Stored items:
[BEGIN]
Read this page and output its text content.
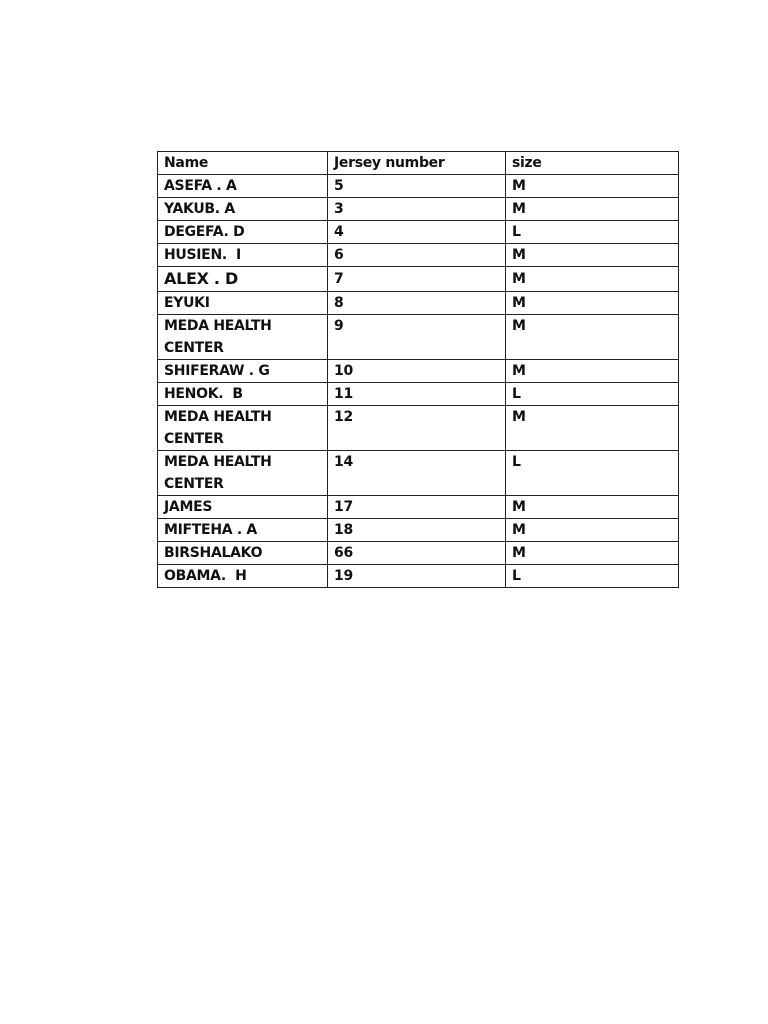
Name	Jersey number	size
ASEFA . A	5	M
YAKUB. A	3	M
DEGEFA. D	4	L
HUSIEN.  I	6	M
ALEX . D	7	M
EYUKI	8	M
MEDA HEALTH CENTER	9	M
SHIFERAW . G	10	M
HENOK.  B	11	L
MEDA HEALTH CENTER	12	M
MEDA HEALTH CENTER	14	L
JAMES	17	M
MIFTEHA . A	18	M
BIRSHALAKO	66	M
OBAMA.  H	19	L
[END]
Transcribe each line above verbatim, with the pictures left out.

## Complete output
Read this page and output its text content.
Name	Jersey number	size
ASEFA . A	5	M
YAKUB. A	3	M
DEGEFA. D	4	L
HUSIEN.  I	6	M
ALEX . D	7	M
EYUKI	8	M
MEDA HEALTH CENTER	9	M
SHIFERAW . G	10	M
HENOK.  B	11	L
MEDA HEALTH CENTER	12	M
MEDA HEALTH CENTER	14	L
JAMES	17	M
MIFTEHA . A	18	M
BIRSHALAKO	66	M
OBAMA.  H	19	L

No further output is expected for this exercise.